■ Short exercise: Take every line from the material that has the word "this" in it.

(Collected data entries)

start

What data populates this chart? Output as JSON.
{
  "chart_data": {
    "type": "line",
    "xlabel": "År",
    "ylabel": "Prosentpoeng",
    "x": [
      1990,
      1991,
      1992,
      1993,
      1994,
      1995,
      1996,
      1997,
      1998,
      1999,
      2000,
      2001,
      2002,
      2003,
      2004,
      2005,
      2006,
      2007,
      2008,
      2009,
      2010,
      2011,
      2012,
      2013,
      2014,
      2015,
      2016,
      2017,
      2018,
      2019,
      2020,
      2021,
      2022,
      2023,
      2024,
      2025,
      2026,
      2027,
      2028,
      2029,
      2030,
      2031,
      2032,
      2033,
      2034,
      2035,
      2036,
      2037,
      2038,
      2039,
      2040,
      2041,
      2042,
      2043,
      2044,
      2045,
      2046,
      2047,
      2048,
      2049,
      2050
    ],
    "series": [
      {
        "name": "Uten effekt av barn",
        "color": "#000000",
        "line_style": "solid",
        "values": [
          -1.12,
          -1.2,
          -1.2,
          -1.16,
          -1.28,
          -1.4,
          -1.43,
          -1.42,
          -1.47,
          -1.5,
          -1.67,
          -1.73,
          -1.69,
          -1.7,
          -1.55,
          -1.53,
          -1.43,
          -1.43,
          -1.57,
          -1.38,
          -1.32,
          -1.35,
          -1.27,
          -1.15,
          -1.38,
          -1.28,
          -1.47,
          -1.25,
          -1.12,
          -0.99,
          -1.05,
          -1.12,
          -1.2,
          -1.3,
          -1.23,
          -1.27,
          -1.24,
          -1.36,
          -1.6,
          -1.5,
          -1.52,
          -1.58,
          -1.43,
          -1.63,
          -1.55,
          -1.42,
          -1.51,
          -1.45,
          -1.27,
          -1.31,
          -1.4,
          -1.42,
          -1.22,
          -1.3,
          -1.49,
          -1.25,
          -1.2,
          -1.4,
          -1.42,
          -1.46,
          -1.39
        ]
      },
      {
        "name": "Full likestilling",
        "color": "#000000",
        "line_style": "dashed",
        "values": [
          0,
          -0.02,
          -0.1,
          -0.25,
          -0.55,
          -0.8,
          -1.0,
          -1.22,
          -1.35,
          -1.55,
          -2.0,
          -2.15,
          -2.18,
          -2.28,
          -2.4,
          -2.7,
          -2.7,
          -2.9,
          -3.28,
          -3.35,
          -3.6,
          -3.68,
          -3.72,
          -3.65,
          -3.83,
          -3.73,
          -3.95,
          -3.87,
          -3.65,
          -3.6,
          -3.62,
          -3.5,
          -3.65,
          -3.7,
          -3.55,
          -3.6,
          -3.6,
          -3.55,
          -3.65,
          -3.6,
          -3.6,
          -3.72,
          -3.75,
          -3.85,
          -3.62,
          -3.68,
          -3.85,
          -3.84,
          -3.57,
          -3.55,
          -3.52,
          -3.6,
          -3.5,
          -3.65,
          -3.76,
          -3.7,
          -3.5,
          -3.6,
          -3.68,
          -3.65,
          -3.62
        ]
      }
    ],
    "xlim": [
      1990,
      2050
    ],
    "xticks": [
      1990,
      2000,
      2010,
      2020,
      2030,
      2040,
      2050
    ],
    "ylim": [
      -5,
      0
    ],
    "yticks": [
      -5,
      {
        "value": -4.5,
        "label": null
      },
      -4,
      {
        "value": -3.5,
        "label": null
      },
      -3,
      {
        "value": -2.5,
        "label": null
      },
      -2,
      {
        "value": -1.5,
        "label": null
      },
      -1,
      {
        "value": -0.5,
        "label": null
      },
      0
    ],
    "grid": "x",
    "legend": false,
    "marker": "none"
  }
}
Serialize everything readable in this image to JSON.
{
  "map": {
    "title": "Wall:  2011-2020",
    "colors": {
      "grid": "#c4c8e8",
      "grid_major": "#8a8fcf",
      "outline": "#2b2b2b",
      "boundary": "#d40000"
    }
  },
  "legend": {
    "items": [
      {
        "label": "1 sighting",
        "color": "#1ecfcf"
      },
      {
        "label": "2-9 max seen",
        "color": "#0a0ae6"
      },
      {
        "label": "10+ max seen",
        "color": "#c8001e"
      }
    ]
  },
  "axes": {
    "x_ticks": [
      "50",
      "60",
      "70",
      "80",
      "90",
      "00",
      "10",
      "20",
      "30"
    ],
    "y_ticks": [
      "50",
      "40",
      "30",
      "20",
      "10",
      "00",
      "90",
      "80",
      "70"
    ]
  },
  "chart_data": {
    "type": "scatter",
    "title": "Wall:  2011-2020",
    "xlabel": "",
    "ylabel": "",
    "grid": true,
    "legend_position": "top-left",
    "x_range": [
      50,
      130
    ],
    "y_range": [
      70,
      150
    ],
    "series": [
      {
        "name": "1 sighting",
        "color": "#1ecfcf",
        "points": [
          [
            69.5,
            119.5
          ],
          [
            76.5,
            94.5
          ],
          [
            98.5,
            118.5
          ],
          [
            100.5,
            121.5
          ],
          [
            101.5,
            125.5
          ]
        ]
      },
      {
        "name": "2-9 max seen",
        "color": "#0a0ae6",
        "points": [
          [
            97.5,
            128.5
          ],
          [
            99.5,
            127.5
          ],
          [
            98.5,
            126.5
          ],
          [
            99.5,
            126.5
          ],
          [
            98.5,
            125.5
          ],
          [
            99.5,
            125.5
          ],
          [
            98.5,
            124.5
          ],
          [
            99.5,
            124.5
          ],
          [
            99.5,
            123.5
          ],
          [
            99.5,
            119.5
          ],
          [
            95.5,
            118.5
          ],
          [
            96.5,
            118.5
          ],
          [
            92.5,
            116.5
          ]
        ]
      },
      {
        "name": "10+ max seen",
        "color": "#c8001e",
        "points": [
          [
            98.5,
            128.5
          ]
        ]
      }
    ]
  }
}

end

■ The solution:
What data populates this chart? Output as JSON.
Serialize everything readable in this image to JSON.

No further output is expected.